=== Section Start ===

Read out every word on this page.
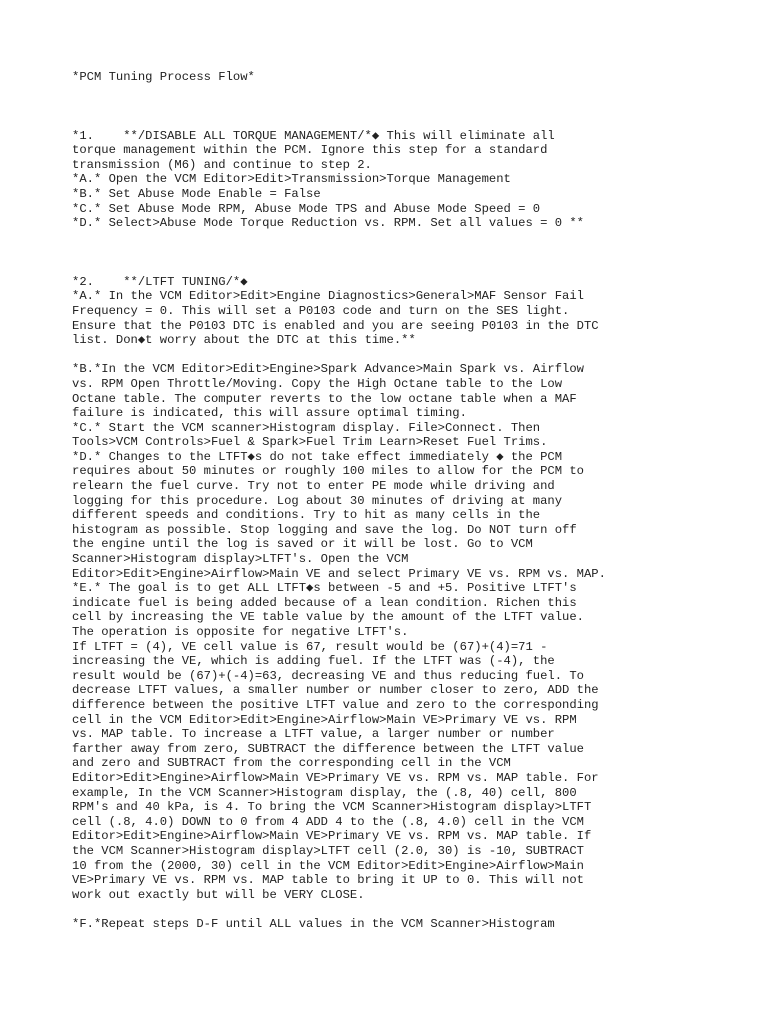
*PCM Tuning Process Flow*
*1.    **/DISABLE ALL TORQUE MANAGEMENT/*◆ This will eliminate all
torque management within the PCM. Ignore this step for a standard
transmission (M6) and continue to step 2.
*A.* Open the VCM Editor>Edit>Transmission>Torque Management
*B.* Set Abuse Mode Enable = False
*C.* Set Abuse Mode RPM, Abuse Mode TPS and Abuse Mode Speed = 0
*D.* Select>Abuse Mode Torque Reduction vs. RPM. Set all values = 0 **
*2.    **/LTFT TUNING/*◆
*A.* In the VCM Editor>Edit>Engine Diagnostics>General>MAF Sensor Fail
Frequency = 0. This will set a P0103 code and turn on the SES light.
Ensure that the P0103 DTC is enabled and you are seeing P0103 in the DTC
list. Don◆t worry about the DTC at this time.**
*B.*In the VCM Editor>Edit>Engine>Spark Advance>Main Spark vs. Airflow
vs. RPM Open Throttle/Moving. Copy the High Octane table to the Low
Octane table. The computer reverts to the low octane table when a MAF
failure is indicated, this will assure optimal timing.
*C.* Start the VCM scanner>Histogram display. File>Connect. Then
Tools>VCM Controls>Fuel & Spark>Fuel Trim Learn>Reset Fuel Trims.
*D.* Changes to the LTFT◆s do not take effect immediately ◆ the PCM
requires about 50 minutes or roughly 100 miles to allow for the PCM to
relearn the fuel curve. Try not to enter PE mode while driving and
logging for this procedure. Log about 30 minutes of driving at many
different speeds and conditions. Try to hit as many cells in the
histogram as possible. Stop logging and save the log. Do NOT turn off
the engine until the log is saved or it will be lost. Go to VCM
Scanner>Histogram display>LTFT's. Open the VCM
Editor>Edit>Engine>Airflow>Main VE and select Primary VE vs. RPM vs. MAP.
*E.* The goal is to get ALL LTFT◆s between -5 and +5. Positive LTFT's
indicate fuel is being added because of a lean condition. Richen this
cell by increasing the VE table value by the amount of the LTFT value.
The operation is opposite for negative LTFT's.
If LTFT = (4), VE cell value is 67, result would be (67)+(4)=71 -
increasing the VE, which is adding fuel. If the LTFT was (-4), the
result would be (67)+(-4)=63, decreasing VE and thus reducing fuel. To
decrease LTFT values, a smaller number or number closer to zero, ADD the
difference between the positive LTFT value and zero to the corresponding
cell in the VCM Editor>Edit>Engine>Airflow>Main VE>Primary VE vs. RPM
vs. MAP table. To increase a LTFT value, a larger number or number
farther away from zero, SUBTRACT the difference between the LTFT value
and zero and SUBTRACT from the corresponding cell in the VCM
Editor>Edit>Engine>Airflow>Main VE>Primary VE vs. RPM vs. MAP table. For
example, In the VCM Scanner>Histogram display, the (.8, 40) cell, 800
RPM's and 40 kPa, is 4. To bring the VCM Scanner>Histogram display>LTFT
cell (.8, 4.0) DOWN to 0 from 4 ADD 4 to the (.8, 4.0) cell in the VCM
Editor>Edit>Engine>Airflow>Main VE>Primary VE vs. RPM vs. MAP table. If
the VCM Scanner>Histogram display>LTFT cell (2.0, 30) is -10, SUBTRACT
10 from the (2000, 30) cell in the VCM Editor>Edit>Engine>Airflow>Main
VE>Primary VE vs. RPM vs. MAP table to bring it UP to 0. This will not
work out exactly but will be VERY CLOSE.
*F.*Repeat steps D-F until ALL values in the VCM Scanner>Histogram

=== Section End ===

**TASK BRIEF:**
If a line in the entries above contains "until", it counts toward the total; give only that total.

**ANSWER BOX:**
2